### THE TASK:
Set down each entry from the block beneath, exactly as written.

==== GIVEN RECORDS

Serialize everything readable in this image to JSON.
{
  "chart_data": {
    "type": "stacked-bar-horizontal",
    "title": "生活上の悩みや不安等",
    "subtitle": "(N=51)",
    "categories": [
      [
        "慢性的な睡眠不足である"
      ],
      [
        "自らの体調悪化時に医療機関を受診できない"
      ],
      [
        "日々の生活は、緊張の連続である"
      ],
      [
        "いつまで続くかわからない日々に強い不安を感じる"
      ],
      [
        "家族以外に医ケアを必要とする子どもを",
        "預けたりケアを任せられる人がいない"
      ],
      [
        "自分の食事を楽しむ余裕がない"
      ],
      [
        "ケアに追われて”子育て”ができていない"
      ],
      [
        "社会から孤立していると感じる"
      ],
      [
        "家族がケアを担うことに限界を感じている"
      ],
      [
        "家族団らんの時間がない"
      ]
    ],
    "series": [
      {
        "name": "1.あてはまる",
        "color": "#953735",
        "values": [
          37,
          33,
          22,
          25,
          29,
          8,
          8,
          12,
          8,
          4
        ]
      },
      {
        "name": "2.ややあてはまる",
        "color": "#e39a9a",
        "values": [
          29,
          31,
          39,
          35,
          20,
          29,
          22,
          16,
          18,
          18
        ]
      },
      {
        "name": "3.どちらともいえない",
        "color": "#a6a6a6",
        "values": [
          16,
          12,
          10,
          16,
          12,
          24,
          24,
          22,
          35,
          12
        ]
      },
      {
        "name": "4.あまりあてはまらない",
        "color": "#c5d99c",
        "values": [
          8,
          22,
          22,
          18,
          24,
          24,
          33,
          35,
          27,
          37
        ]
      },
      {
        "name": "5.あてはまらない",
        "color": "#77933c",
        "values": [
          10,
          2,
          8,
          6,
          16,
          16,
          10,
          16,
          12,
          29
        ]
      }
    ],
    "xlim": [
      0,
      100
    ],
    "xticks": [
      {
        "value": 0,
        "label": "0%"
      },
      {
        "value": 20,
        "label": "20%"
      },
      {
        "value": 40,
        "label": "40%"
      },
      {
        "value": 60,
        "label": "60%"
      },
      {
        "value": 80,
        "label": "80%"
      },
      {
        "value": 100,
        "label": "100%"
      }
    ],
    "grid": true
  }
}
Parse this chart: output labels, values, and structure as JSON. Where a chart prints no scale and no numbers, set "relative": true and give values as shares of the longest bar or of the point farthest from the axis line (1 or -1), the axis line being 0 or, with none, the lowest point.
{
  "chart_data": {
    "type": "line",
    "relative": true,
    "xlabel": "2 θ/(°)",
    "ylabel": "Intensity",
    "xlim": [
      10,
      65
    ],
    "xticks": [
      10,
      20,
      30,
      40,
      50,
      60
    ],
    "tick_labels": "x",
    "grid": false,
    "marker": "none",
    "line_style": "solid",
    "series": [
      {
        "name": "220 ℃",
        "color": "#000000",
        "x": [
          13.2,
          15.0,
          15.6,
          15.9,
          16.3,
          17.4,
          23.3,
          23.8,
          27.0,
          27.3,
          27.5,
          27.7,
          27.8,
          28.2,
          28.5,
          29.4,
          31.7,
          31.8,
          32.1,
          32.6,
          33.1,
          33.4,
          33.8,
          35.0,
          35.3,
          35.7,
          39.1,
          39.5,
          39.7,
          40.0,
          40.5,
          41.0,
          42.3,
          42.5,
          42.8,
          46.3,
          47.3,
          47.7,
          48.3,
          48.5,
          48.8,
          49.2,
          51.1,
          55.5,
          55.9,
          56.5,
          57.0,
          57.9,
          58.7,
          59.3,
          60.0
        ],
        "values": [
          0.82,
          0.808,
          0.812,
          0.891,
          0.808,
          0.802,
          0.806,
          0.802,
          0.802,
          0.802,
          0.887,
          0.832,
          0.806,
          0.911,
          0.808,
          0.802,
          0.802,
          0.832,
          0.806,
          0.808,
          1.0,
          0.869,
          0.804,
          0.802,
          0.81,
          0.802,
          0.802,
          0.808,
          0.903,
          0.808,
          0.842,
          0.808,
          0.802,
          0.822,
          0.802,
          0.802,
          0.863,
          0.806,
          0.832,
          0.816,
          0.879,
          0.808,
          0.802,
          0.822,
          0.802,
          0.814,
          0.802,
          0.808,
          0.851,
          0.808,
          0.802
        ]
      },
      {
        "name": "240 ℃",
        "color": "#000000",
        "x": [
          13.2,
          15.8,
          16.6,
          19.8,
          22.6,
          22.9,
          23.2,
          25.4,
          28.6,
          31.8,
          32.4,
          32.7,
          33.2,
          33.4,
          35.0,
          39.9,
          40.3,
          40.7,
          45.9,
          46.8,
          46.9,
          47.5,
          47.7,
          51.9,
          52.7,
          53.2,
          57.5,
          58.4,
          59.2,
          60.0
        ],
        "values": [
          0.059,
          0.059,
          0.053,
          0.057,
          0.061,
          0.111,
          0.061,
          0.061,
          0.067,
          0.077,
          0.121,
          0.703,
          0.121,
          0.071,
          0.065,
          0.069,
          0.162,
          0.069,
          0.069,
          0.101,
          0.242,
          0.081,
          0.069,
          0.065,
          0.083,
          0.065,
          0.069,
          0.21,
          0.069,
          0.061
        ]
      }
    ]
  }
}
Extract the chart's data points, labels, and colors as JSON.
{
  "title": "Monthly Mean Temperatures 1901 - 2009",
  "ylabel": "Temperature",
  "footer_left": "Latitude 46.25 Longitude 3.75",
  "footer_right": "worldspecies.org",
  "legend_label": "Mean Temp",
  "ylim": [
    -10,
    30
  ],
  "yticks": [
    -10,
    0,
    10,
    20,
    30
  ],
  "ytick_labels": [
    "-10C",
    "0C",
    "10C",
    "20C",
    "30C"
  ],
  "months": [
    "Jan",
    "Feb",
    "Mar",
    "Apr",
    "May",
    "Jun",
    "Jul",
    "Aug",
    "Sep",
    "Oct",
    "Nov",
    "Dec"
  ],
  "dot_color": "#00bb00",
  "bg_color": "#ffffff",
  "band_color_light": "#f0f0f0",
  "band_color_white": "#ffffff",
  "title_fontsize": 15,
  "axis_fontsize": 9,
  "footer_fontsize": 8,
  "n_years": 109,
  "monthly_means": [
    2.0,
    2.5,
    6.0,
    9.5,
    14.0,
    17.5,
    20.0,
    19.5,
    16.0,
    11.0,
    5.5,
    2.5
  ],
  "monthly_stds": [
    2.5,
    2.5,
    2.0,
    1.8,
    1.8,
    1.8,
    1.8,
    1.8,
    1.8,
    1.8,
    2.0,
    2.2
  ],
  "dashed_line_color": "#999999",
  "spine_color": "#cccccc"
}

========

### EXERCISE OUTPUT:
Serialize everything readable in this image to JSON.
{
  "chart_data": {
    "type": "stacked-bar-horizontal",
    "title": "生活上の悩みや不安等",
    "subtitle": "(N=51)",
    "categories": [
      [
        "慢性的な睡眠不足である"
      ],
      [
        "自らの体調悪化時に医療機関を受診できない"
      ],
      [
        "日々の生活は、緊張の連続である"
      ],
      [
        "いつまで続くかわからない日々に強い不安を感じる"
      ],
      [
        "家族以外に医ケアを必要とする子どもを",
        "預けたりケアを任せられる人がいない"
      ],
      [
        "自分の食事を楽しむ余裕がない"
      ],
      [
        "ケアに追われて”子育て”ができていない"
      ],
      [
        "社会から孤立していると感じる"
      ],
      [
        "家族がケアを担うことに限界を感じている"
      ],
      [
        "家族団らんの時間がない"
      ]
    ],
    "series": [
      {
        "name": "1.あてはまる",
        "color": "#953735",
        "values": [
          37,
          33,
          22,
          25,
          29,
          8,
          8,
          12,
          8,
          4
        ]
      },
      {
        "name": "2.ややあてはまる",
        "color": "#e39a9a",
        "values": [
          29,
          31,
          39,
          35,
          20,
          29,
          22,
          16,
          18,
          18
        ]
      },
      {
        "name": "3.どちらともいえない",
        "color": "#a6a6a6",
        "values": [
          16,
          12,
          10,
          16,
          12,
          24,
          24,
          22,
          35,
          12
        ]
      },
      {
        "name": "4.あまりあてはまらない",
        "color": "#c5d99c",
        "values": [
          8,
          22,
          22,
          18,
          24,
          24,
          33,
          35,
          27,
          37
        ]
      },
      {
        "name": "5.あてはまらない",
        "color": "#77933c",
        "values": [
          10,
          2,
          8,
          6,
          16,
          16,
          10,
          16,
          12,
          29
        ]
      }
    ],
    "xlim": [
      0,
      100
    ],
    "xticks": [
      {
        "value": 0,
        "label": "0%"
      },
      {
        "value": 20,
        "label": "20%"
      },
      {
        "value": 40,
        "label": "40%"
      },
      {
        "value": 60,
        "label": "60%"
      },
      {
        "value": 80,
        "label": "80%"
      },
      {
        "value": 100,
        "label": "100%"
      }
    ],
    "grid": true
  }
}
Parse this chart: output labels, values, and structure as JSON. Where a chart prints no scale and no numbers, set "relative": true and give values as shares of the longest bar or of the point farthest from the axis line (1 or -1), the axis line being 0 or, with none, the lowest point.
{
  "chart_data": {
    "type": "line",
    "relative": true,
    "xlabel": "2 θ/(°)",
    "ylabel": "Intensity",
    "xlim": [
      10,
      65
    ],
    "xticks": [
      10,
      20,
      30,
      40,
      50,
      60
    ],
    "tick_labels": "x",
    "grid": false,
    "marker": "none",
    "line_style": "solid",
    "series": [
      {
        "name": "220 ℃",
        "color": "#000000",
        "x": [
          13.2,
          15.0,
          15.6,
          15.9,
          16.3,
          17.4,
          23.3,
          23.8,
          27.0,
          27.3,
          27.5,
          27.7,
          27.8,
          28.2,
          28.5,
          29.4,
          31.7,
          31.8,
          32.1,
          32.6,
          33.1,
          33.4,
          33.8,
          35.0,
          35.3,
          35.7,
          39.1,
          39.5,
          39.7,
          40.0,
          40.5,
          41.0,
          42.3,
          42.5,
          42.8,
          46.3,
          47.3,
          47.7,
          48.3,
          48.5,
          48.8,
          49.2,
          51.1,
          55.5,
          55.9,
          56.5,
          57.0,
          57.9,
          58.7,
          59.3,
          60.0
        ],
        "values": [
          0.82,
          0.808,
          0.812,
          0.891,
          0.808,
          0.802,
          0.806,
          0.802,
          0.802,
          0.802,
          0.887,
          0.832,
          0.806,
          0.911,
          0.808,
          0.802,
          0.802,
          0.832,
          0.806,
          0.808,
          1.0,
          0.869,
          0.804,
          0.802,
          0.81,
          0.802,
          0.802,
          0.808,
          0.903,
          0.808,
          0.842,
          0.808,
          0.802,
          0.822,
          0.802,
          0.802,
          0.863,
          0.806,
          0.832,
          0.816,
          0.879,
          0.808,
          0.802,
          0.822,
          0.802,
          0.814,
          0.802,
          0.808,
          0.851,
          0.808,
          0.802
        ]
      },
      {
        "name": "240 ℃",
        "color": "#000000",
        "x": [
          13.2,
          15.8,
          16.6,
          19.8,
          22.6,
          22.9,
          23.2,
          25.4,
          28.6,
          31.8,
          32.4,
          32.7,
          33.2,
          33.4,
          35.0,
          39.9,
          40.3,
          40.7,
          45.9,
          46.8,
          46.9,
          47.5,
          47.7,
          51.9,
          52.7,
          53.2,
          57.5,
          58.4,
          59.2,
          60.0
        ],
        "values": [
          0.059,
          0.059,
          0.053,
          0.057,
          0.061,
          0.111,
          0.061,
          0.061,
          0.067,
          0.077,
          0.121,
          0.703,
          0.121,
          0.071,
          0.065,
          0.069,
          0.162,
          0.069,
          0.069,
          0.101,
          0.242,
          0.081,
          0.069,
          0.065,
          0.083,
          0.065,
          0.069,
          0.21,
          0.069,
          0.061
        ]
      }
    ]
  }
}
Extract the chart's data points, labels, and colors as JSON.
{
  "title": "Monthly Mean Temperatures 1901 - 2009",
  "ylabel": "Temperature",
  "footer_left": "Latitude 46.25 Longitude 3.75",
  "footer_right": "worldspecies.org",
  "legend_label": "Mean Temp",
  "ylim": [
    -10,
    30
  ],
  "yticks": [
    -10,
    0,
    10,
    20,
    30
  ],
  "ytick_labels": [
    "-10C",
    "0C",
    "10C",
    "20C",
    "30C"
  ],
  "months": [
    "Jan",
    "Feb",
    "Mar",
    "Apr",
    "May",
    "Jun",
    "Jul",
    "Aug",
    "Sep",
    "Oct",
    "Nov",
    "Dec"
  ],
  "dot_color": "#00bb00",
  "bg_color": "#ffffff",
  "band_color_light": "#f0f0f0",
  "band_color_white": "#ffffff",
  "title_fontsize": 15,
  "axis_fontsize": 9,
  "footer_fontsize": 8,
  "n_years": 109,
  "monthly_means": [
    2.0,
    2.5,
    6.0,
    9.5,
    14.0,
    17.5,
    20.0,
    19.5,
    16.0,
    11.0,
    5.5,
    2.5
  ],
  "monthly_stds": [
    2.5,
    2.5,
    2.0,
    1.8,
    1.8,
    1.8,
    1.8,
    1.8,
    1.8,
    1.8,
    2.0,
    2.2
  ],
  "dashed_line_color": "#999999",
  "spine_color": "#cccccc"
}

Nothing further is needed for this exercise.